[Records from a collection of figures]
━━━━━━━━━━━━━━━━

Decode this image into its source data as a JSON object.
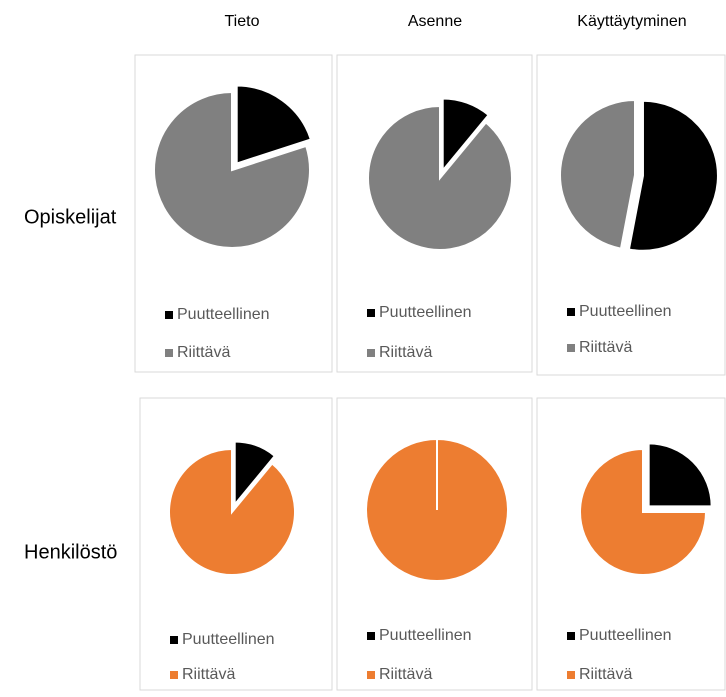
{
  "columns": [
    "Tieto",
    "Asenne",
    "Käyttäytyminen"
  ],
  "rows": [
    "Opiskelijat",
    "Henkilöstö"
  ],
  "chart_data": [
    {
      "type": "pie",
      "categories": [
        "Puutteellinen",
        "Riittävä"
      ],
      "values": [
        20,
        80
      ],
      "colors": [
        "#000000",
        "#808080"
      ]
    },
    {
      "type": "pie",
      "categories": [
        "Puutteellinen",
        "Riittävä"
      ],
      "values": [
        11,
        89
      ],
      "colors": [
        "#000000",
        "#808080"
      ]
    },
    {
      "type": "pie",
      "categories": [
        "Puutteellinen",
        "Riittävä"
      ],
      "values": [
        53,
        47
      ],
      "colors": [
        "#000000",
        "#808080"
      ]
    },
    {
      "type": "pie",
      "categories": [
        "Puutteellinen",
        "Riittävä"
      ],
      "values": [
        11,
        89
      ],
      "colors": [
        "#000000",
        "#ed7d31"
      ]
    },
    {
      "type": "pie",
      "categories": [
        "Puutteellinen",
        "Riittävä"
      ],
      "values": [
        0,
        100
      ],
      "colors": [
        "#000000",
        "#ed7d31"
      ]
    },
    {
      "type": "pie",
      "categories": [
        "Puutteellinen",
        "Riittävä"
      ],
      "values": [
        25,
        75
      ],
      "colors": [
        "#000000",
        "#ed7d31"
      ]
    }
  ]
}
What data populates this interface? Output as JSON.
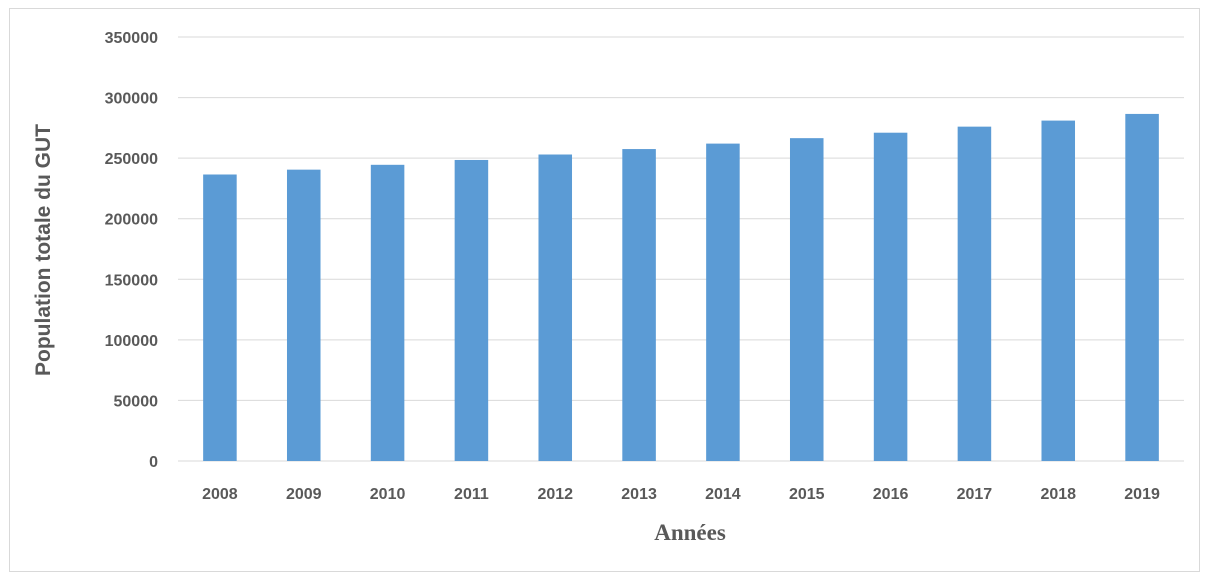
{
  "chart_data": {
    "type": "bar",
    "categories": [
      "2008",
      "2009",
      "2010",
      "2011",
      "2012",
      "2013",
      "2014",
      "2015",
      "2016",
      "2017",
      "2018",
      "2019"
    ],
    "values": [
      236500,
      240500,
      244500,
      248500,
      253000,
      257500,
      262000,
      266500,
      271000,
      276000,
      281000,
      286500
    ],
    "title": "",
    "xlabel": "Années",
    "ylabel": "Population totale du GUT",
    "ylim": [
      0,
      350000
    ],
    "yticks": [
      "0",
      "50000",
      "100000",
      "150000",
      "200000",
      "250000",
      "300000",
      "350000"
    ],
    "grid": "horizontal",
    "legend": "none",
    "bar_color": "#5b9bd5",
    "grid_color": "#d9d9d9",
    "text_color": "#595959"
  }
}
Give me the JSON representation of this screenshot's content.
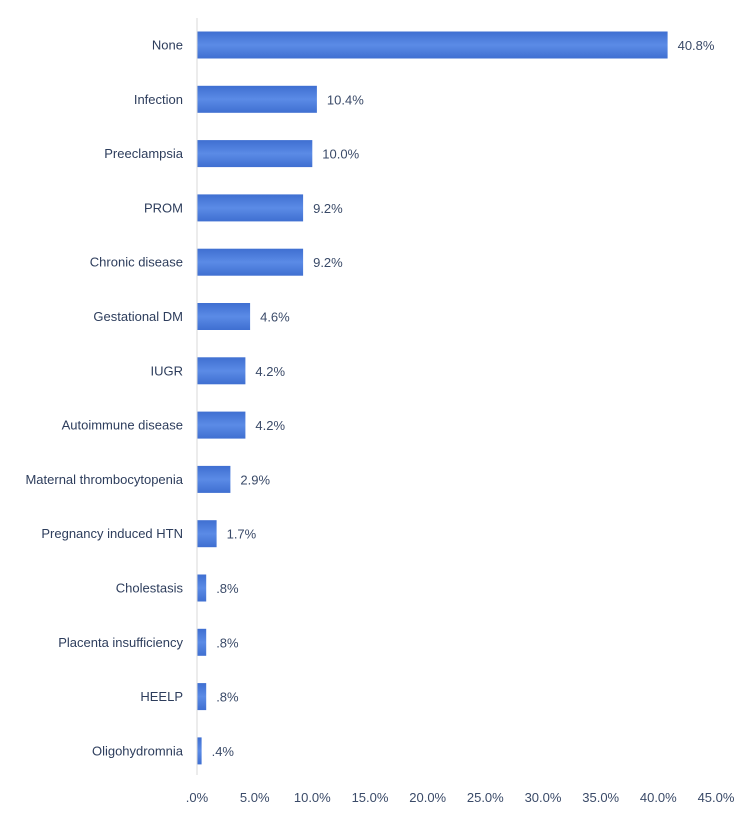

━━━━━━━━━━━━━━━━

## Task objective
Your copy should repeat each entry above exactly but contain no pictures.

## Result of this task
Decode this image into its source data as a JSON object.
{
  "columns": [
    "Tieto",
    "Asenne",
    "Käyttäytyminen"
  ],
  "rows": [
    "Opiskelijat",
    "Henkilöstö"
  ],
  "chart_data": [
    {
      "type": "pie",
      "categories": [
        "Puutteellinen",
        "Riittävä"
      ],
      "values": [
        20,
        80
      ],
      "colors": [
        "#000000",
        "#808080"
      ]
    },
    {
      "type": "pie",
      "categories": [
        "Puutteellinen",
        "Riittävä"
      ],
      "values": [
        11,
        89
      ],
      "colors": [
        "#000000",
        "#808080"
      ]
    },
    {
      "type": "pie",
      "categories": [
        "Puutteellinen",
        "Riittävä"
      ],
      "values": [
        53,
        47
      ],
      "colors": [
        "#000000",
        "#808080"
      ]
    },
    {
      "type": "pie",
      "categories": [
        "Puutteellinen",
        "Riittävä"
      ],
      "values": [
        11,
        89
      ],
      "colors": [
        "#000000",
        "#ed7d31"
      ]
    },
    {
      "type": "pie",
      "categories": [
        "Puutteellinen",
        "Riittävä"
      ],
      "values": [
        0,
        100
      ],
      "colors": [
        "#000000",
        "#ed7d31"
      ]
    },
    {
      "type": "pie",
      "categories": [
        "Puutteellinen",
        "Riittävä"
      ],
      "values": [
        25,
        75
      ],
      "colors": [
        "#000000",
        "#ed7d31"
      ]
    }
  ]
}
What data populates this interface? Output as JSON.
{
  "chart_data": {
    "type": "bar",
    "categories": [
      "2008",
      "2009",
      "2010",
      "2011",
      "2012",
      "2013",
      "2014",
      "2015",
      "2016",
      "2017",
      "2018",
      "2019"
    ],
    "values": [
      236500,
      240500,
      244500,
      248500,
      253000,
      257500,
      262000,
      266500,
      271000,
      276000,
      281000,
      286500
    ],
    "title": "",
    "xlabel": "Années",
    "ylabel": "Population totale du GUT",
    "ylim": [
      0,
      350000
    ],
    "yticks": [
      "0",
      "50000",
      "100000",
      "150000",
      "200000",
      "250000",
      "300000",
      "350000"
    ],
    "grid": "horizontal",
    "legend": "none",
    "bar_color": "#5b9bd5",
    "grid_color": "#d9d9d9",
    "text_color": "#595959"
  }
}
Give me the JSON representation of this screenshot's content.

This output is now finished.